____ MATERIAL TO PROCESS
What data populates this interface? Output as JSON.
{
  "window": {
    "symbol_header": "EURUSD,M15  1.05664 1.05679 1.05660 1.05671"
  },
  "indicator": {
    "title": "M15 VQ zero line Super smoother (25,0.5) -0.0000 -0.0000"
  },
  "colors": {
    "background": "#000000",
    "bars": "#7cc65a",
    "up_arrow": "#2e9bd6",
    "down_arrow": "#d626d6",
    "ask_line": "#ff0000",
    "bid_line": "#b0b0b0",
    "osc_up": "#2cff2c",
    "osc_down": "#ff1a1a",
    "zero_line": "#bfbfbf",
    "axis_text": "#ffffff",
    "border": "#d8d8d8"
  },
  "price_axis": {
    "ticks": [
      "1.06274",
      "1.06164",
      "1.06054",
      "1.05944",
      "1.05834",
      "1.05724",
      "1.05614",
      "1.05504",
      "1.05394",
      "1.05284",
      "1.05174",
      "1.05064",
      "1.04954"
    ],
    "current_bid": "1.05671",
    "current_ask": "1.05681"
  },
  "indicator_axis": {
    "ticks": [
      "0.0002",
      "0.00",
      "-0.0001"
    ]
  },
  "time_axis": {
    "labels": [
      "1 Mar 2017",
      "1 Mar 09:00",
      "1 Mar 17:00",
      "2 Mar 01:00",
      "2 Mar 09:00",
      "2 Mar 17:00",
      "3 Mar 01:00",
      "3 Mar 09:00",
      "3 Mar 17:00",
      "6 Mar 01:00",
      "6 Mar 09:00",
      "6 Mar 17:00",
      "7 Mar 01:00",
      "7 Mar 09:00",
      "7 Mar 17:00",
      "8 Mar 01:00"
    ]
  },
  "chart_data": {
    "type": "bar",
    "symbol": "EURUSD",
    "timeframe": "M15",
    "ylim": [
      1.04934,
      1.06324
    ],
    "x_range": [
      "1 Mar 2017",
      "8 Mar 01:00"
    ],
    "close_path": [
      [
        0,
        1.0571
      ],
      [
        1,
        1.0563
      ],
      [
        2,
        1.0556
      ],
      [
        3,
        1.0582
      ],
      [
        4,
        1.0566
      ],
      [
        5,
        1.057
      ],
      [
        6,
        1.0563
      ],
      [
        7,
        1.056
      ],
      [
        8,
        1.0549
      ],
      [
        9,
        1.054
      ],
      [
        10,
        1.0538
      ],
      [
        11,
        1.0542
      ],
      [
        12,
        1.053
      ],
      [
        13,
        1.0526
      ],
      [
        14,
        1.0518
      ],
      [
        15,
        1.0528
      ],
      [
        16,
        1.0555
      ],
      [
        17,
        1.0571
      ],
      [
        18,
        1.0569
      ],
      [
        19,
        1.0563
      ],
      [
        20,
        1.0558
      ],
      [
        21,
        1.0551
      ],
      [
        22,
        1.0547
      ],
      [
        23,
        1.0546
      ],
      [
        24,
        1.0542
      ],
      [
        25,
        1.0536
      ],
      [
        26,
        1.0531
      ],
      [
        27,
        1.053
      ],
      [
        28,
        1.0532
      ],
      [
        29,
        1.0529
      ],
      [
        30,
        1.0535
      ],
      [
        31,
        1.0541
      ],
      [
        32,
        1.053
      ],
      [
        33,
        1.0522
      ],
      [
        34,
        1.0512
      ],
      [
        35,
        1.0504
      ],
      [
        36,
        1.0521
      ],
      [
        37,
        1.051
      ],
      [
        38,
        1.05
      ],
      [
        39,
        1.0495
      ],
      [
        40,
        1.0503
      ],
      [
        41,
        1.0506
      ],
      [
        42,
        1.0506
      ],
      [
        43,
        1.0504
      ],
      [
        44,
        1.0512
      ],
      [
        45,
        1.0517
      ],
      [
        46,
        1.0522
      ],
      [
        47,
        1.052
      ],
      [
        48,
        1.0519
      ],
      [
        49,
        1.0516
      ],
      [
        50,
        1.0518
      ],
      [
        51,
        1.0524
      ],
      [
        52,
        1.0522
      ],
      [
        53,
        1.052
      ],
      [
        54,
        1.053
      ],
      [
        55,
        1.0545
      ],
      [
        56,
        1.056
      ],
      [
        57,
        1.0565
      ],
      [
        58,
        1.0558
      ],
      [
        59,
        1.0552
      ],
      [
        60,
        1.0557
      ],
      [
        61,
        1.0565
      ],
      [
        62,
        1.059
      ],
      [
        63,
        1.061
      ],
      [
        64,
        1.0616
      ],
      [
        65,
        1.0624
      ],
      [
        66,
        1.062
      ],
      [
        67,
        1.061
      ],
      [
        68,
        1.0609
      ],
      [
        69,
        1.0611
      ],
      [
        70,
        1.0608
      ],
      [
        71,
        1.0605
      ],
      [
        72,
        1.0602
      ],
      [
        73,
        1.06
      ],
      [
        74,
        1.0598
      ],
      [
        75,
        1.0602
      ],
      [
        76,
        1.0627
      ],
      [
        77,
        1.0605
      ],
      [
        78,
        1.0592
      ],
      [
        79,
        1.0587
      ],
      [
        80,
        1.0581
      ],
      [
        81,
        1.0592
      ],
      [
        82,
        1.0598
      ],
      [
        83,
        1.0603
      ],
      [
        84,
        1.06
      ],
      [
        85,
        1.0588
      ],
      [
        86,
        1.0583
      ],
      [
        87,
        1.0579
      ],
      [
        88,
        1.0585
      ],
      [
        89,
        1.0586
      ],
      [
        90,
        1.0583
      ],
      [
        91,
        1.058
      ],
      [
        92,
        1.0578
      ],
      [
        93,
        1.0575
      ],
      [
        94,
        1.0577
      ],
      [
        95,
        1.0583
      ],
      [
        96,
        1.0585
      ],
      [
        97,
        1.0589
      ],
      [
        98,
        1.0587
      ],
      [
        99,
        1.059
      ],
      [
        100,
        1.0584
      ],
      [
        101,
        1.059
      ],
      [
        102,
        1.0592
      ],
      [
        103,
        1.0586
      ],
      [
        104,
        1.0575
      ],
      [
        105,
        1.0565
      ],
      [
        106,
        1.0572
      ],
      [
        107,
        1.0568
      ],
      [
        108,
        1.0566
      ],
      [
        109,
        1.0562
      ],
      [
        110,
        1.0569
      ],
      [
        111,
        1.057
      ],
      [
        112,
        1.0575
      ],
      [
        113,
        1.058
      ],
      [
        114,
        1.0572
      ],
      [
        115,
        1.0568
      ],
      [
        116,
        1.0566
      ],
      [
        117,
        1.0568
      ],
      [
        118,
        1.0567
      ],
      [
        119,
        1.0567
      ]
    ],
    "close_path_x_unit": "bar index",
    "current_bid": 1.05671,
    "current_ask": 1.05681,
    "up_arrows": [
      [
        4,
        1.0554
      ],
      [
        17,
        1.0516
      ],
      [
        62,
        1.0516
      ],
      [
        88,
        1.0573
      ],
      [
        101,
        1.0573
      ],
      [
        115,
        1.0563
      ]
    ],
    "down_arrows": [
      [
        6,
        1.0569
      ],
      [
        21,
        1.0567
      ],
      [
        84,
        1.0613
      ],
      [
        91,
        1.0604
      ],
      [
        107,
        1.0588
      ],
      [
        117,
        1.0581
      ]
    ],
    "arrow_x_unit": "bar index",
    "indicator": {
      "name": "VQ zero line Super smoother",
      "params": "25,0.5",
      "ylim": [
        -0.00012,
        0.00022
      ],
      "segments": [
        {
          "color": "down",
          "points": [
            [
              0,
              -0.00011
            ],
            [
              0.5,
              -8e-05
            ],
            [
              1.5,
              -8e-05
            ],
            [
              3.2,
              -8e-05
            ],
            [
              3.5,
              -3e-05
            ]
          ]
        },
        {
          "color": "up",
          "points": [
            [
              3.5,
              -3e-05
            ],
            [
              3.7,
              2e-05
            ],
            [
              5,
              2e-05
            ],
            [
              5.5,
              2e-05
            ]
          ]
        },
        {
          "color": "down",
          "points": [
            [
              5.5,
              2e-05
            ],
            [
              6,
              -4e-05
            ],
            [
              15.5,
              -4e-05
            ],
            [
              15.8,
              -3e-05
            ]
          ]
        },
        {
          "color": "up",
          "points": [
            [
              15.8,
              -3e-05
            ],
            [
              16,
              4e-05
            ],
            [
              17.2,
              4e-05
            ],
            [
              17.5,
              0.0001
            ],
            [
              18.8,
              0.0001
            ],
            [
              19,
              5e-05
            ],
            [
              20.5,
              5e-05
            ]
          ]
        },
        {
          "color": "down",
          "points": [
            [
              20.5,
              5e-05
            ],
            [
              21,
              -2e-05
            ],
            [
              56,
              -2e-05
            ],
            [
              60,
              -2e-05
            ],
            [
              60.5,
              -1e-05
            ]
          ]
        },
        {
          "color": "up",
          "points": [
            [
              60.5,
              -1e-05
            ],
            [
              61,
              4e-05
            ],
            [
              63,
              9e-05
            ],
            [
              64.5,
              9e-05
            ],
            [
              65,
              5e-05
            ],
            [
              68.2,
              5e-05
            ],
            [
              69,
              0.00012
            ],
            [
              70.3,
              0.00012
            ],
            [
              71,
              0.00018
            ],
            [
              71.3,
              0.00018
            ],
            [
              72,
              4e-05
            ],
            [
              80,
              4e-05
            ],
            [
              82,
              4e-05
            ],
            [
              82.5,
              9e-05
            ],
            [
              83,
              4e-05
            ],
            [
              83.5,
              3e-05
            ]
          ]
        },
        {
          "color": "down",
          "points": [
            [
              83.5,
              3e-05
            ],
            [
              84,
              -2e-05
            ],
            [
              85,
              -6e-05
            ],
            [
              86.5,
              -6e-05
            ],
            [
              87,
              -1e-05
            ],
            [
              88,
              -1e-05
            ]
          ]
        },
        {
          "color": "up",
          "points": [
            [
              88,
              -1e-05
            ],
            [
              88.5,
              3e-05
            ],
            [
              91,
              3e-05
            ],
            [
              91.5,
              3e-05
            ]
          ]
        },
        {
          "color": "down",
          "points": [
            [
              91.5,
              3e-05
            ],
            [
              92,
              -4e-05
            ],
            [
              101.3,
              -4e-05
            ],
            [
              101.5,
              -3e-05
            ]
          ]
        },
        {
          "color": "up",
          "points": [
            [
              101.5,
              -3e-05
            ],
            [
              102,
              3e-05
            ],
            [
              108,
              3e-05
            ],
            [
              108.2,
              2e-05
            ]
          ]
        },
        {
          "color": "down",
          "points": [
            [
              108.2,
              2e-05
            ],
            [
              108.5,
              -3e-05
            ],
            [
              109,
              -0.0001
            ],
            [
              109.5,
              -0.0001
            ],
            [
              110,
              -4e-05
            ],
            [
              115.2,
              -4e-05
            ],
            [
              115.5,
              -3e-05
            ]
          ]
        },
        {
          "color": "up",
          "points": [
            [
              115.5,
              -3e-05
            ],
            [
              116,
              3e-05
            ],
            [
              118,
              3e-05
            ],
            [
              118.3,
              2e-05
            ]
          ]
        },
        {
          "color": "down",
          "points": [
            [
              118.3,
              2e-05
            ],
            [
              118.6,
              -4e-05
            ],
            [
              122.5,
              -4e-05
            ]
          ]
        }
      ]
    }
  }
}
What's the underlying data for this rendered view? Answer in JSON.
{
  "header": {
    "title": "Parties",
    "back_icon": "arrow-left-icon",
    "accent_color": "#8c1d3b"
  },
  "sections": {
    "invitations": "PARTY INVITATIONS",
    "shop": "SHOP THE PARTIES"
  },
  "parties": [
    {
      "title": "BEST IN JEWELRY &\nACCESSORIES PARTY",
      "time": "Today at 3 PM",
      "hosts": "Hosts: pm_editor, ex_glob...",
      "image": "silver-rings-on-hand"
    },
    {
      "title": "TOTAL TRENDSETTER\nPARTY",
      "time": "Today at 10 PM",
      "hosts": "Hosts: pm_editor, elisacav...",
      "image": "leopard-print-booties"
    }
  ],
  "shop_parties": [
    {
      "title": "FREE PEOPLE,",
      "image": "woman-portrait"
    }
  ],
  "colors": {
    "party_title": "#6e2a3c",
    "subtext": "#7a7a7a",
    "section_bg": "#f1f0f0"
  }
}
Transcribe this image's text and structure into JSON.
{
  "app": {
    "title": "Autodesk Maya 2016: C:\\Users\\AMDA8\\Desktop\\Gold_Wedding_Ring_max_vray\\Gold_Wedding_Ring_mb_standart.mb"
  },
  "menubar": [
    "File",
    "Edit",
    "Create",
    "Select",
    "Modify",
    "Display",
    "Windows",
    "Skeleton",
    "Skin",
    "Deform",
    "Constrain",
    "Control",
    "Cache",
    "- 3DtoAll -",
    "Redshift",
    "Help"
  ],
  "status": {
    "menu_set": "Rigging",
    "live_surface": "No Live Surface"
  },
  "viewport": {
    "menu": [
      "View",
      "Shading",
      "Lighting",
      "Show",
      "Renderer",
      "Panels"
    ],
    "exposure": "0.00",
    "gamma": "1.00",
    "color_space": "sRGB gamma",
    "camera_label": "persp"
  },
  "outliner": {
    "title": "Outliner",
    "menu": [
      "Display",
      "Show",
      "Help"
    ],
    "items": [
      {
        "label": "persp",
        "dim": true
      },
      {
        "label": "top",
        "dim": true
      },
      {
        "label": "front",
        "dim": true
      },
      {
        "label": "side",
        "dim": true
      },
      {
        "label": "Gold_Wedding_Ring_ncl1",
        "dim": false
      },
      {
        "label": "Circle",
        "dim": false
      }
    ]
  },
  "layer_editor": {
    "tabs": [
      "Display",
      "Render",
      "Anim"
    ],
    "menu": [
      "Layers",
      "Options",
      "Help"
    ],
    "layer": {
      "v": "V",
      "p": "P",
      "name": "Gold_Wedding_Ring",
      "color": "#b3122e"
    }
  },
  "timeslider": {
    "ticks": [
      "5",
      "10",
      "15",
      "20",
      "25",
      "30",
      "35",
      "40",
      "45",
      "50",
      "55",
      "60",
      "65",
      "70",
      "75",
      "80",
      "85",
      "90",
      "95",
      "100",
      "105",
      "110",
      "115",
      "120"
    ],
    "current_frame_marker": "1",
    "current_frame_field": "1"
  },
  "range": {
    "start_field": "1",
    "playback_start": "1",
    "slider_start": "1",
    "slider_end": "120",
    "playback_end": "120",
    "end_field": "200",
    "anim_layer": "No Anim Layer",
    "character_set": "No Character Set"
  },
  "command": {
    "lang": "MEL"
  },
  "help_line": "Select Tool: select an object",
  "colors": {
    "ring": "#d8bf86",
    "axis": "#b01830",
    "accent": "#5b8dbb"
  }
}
________
■ OBJECTIVE
Pull every line containing the word "this" out of the material and copy it.

■ FINISHED TASK
What data populates this interface? Output as JSON.
What's the underlying data for this rendered view? Answer in JSON.
Transcribe this image's text and structure into JSON.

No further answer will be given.